• _WORK TO DO_: Reproduce all of the data exactly.

• _RECORDS FOR THIS TASK_:
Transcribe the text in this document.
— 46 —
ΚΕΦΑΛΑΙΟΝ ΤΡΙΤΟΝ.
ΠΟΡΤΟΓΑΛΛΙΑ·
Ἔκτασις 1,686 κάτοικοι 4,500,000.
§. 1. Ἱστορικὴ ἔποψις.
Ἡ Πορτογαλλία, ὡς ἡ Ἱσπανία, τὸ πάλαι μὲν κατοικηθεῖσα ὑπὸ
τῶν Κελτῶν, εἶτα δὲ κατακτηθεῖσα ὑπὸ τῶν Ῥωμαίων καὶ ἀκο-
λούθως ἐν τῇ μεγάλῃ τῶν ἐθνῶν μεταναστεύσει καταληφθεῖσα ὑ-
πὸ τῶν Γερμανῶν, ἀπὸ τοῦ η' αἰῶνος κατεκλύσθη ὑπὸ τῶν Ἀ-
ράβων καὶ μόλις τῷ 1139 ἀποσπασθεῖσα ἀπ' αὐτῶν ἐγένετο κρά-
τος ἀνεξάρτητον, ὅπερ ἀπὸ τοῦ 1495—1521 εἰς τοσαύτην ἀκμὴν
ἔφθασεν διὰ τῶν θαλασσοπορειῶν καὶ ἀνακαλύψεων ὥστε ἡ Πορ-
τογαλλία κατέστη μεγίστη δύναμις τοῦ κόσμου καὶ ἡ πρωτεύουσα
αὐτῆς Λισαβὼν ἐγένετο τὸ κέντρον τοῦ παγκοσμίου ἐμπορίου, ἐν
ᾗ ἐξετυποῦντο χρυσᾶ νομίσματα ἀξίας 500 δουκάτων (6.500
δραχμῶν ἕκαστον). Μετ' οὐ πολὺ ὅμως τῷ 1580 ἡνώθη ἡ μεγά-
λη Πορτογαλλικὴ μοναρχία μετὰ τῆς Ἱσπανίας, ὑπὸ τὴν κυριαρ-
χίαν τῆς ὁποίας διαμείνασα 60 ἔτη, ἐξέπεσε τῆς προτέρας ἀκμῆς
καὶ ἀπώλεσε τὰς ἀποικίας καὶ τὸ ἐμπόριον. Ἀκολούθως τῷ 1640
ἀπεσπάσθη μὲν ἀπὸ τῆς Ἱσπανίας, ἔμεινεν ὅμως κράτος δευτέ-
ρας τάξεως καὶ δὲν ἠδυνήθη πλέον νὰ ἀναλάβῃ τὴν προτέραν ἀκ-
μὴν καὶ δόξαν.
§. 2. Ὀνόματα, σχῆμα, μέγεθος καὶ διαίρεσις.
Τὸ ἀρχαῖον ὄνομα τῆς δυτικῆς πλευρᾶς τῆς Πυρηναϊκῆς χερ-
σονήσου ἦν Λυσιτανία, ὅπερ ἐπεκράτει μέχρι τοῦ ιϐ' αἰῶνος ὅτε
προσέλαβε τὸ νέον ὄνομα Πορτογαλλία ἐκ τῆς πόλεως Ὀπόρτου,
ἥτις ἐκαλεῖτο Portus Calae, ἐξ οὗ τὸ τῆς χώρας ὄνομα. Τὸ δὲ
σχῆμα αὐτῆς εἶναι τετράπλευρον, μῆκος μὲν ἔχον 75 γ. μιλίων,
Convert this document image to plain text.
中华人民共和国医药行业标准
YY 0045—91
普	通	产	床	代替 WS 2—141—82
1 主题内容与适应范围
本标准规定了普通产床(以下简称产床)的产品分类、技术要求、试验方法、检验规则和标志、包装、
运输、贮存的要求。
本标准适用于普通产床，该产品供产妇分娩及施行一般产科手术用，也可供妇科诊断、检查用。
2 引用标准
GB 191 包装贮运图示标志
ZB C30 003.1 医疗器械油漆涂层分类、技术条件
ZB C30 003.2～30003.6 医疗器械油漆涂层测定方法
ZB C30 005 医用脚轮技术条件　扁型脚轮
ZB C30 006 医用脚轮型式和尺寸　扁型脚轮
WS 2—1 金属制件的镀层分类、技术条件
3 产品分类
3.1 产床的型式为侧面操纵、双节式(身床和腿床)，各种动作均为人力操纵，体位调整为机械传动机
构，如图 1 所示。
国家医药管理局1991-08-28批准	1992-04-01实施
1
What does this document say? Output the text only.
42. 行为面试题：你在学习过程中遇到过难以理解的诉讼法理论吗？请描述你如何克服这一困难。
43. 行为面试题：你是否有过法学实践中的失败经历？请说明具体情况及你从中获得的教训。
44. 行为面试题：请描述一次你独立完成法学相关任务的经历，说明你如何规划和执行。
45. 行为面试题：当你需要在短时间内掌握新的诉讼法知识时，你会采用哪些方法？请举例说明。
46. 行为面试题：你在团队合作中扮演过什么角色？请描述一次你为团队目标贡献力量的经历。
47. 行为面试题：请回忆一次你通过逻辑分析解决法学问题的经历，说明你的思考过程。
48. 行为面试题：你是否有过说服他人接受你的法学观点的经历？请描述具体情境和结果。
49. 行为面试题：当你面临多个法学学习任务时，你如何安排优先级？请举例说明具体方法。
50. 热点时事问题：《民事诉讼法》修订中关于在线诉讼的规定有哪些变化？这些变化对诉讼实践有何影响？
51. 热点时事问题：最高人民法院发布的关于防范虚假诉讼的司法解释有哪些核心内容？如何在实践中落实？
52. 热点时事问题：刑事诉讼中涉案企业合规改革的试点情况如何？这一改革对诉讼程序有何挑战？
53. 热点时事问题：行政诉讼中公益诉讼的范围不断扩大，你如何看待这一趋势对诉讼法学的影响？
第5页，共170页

• _FULL RESPONSE_:
Transcribe the text in this document.
— 46 —
ΚΕΦΑΛΑΙΟΝ ΤΡΙΤΟΝ.
ΠΟΡΤΟΓΑΛΛΙΑ·
Ἔκτασις 1,686 κάτοικοι 4,500,000.
§. 1. Ἱστορικὴ ἔποψις.
Ἡ Πορτογαλλία, ὡς ἡ Ἱσπανία, τὸ πάλαι μὲν κατοικηθεῖσα ὑπὸ
τῶν Κελτῶν, εἶτα δὲ κατακτηθεῖσα ὑπὸ τῶν Ῥωμαίων καὶ ἀκο-
λούθως ἐν τῇ μεγάλῃ τῶν ἐθνῶν μεταναστεύσει καταληφθεῖσα ὑ-
πὸ τῶν Γερμανῶν, ἀπὸ τοῦ η' αἰῶνος κατεκλύσθη ὑπὸ τῶν Ἀ-
ράβων καὶ μόλις τῷ 1139 ἀποσπασθεῖσα ἀπ' αὐτῶν ἐγένετο κρά-
τος ἀνεξάρτητον, ὅπερ ἀπὸ τοῦ 1495—1521 εἰς τοσαύτην ἀκμὴν
ἔφθασεν διὰ τῶν θαλασσοπορειῶν καὶ ἀνακαλύψεων ὥστε ἡ Πορ-
τογαλλία κατέστη μεγίστη δύναμις τοῦ κόσμου καὶ ἡ πρωτεύουσα
αὐτῆς Λισαβὼν ἐγένετο τὸ κέντρον τοῦ παγκοσμίου ἐμπορίου, ἐν
ᾗ ἐξετυποῦντο χρυσᾶ νομίσματα ἀξίας 500 δουκάτων (6.500
δραχμῶν ἕκαστον). Μετ' οὐ πολὺ ὅμως τῷ 1580 ἡνώθη ἡ μεγά-
λη Πορτογαλλικὴ μοναρχία μετὰ τῆς Ἱσπανίας, ὑπὸ τὴν κυριαρ-
χίαν τῆς ὁποίας διαμείνασα 60 ἔτη, ἐξέπεσε τῆς προτέρας ἀκμῆς
καὶ ἀπώλεσε τὰς ἀποικίας καὶ τὸ ἐμπόριον. Ἀκολούθως τῷ 1640
ἀπεσπάσθη μὲν ἀπὸ τῆς Ἱσπανίας, ἔμεινεν ὅμως κράτος δευτέ-
ρας τάξεως καὶ δὲν ἠδυνήθη πλέον νὰ ἀναλάβῃ τὴν προτέραν ἀκ-
μὴν καὶ δόξαν.
§. 2. Ὀνόματα, σχῆμα, μέγεθος καὶ διαίρεσις.
Τὸ ἀρχαῖον ὄνομα τῆς δυτικῆς πλευρᾶς τῆς Πυρηναϊκῆς χερ-
σονήσου ἦν Λυσιτανία, ὅπερ ἐπεκράτει μέχρι τοῦ ιϐ' αἰῶνος ὅτε
προσέλαβε τὸ νέον ὄνομα Πορτογαλλία ἐκ τῆς πόλεως Ὀπόρτου,
ἥτις ἐκαλεῖτο Portus Calae, ἐξ οὗ τὸ τῆς χώρας ὄνομα. Τὸ δὲ
σχῆμα αὐτῆς εἶναι τετράπλευρον, μῆκος μὲν ἔχον 75 γ. μιλίων,
Convert this document image to plain text.
中华人民共和国医药行业标准
YY 0045—91
普	通	产	床	代替 WS 2—141—82
1 主题内容与适应范围
本标准规定了普通产床(以下简称产床)的产品分类、技术要求、试验方法、检验规则和标志、包装、
运输、贮存的要求。
本标准适用于普通产床，该产品供产妇分娩及施行一般产科手术用，也可供妇科诊断、检查用。
2 引用标准
GB 191 包装贮运图示标志
ZB C30 003.1 医疗器械油漆涂层分类、技术条件
ZB C30 003.2～30003.6 医疗器械油漆涂层测定方法
ZB C30 005 医用脚轮技术条件　扁型脚轮
ZB C30 006 医用脚轮型式和尺寸　扁型脚轮
WS 2—1 金属制件的镀层分类、技术条件
3 产品分类
3.1 产床的型式为侧面操纵、双节式(身床和腿床)，各种动作均为人力操纵，体位调整为机械传动机
构，如图 1 所示。
国家医药管理局1991-08-28批准	1992-04-01实施
1
What does this document say? Output the text only.
42. 行为面试题：你在学习过程中遇到过难以理解的诉讼法理论吗？请描述你如何克服这一困难。
43. 行为面试题：你是否有过法学实践中的失败经历？请说明具体情况及你从中获得的教训。
44. 行为面试题：请描述一次你独立完成法学相关任务的经历，说明你如何规划和执行。
45. 行为面试题：当你需要在短时间内掌握新的诉讼法知识时，你会采用哪些方法？请举例说明。
46. 行为面试题：你在团队合作中扮演过什么角色？请描述一次你为团队目标贡献力量的经历。
47. 行为面试题：请回忆一次你通过逻辑分析解决法学问题的经历，说明你的思考过程。
48. 行为面试题：你是否有过说服他人接受你的法学观点的经历？请描述具体情境和结果。
49. 行为面试题：当你面临多个法学学习任务时，你如何安排优先级？请举例说明具体方法。
50. 热点时事问题：《民事诉讼法》修订中关于在线诉讼的规定有哪些变化？这些变化对诉讼实践有何影响？
51. 热点时事问题：最高人民法院发布的关于防范虚假诉讼的司法解释有哪些核心内容？如何在实践中落实？
52. 热点时事问题：刑事诉讼中涉案企业合规改革的试点情况如何？这一改革对诉讼程序有何挑战？
53. 热点时事问题：行政诉讼中公益诉讼的范围不断扩大，你如何看待这一趋势对诉讼法学的影响？
第5页，共170页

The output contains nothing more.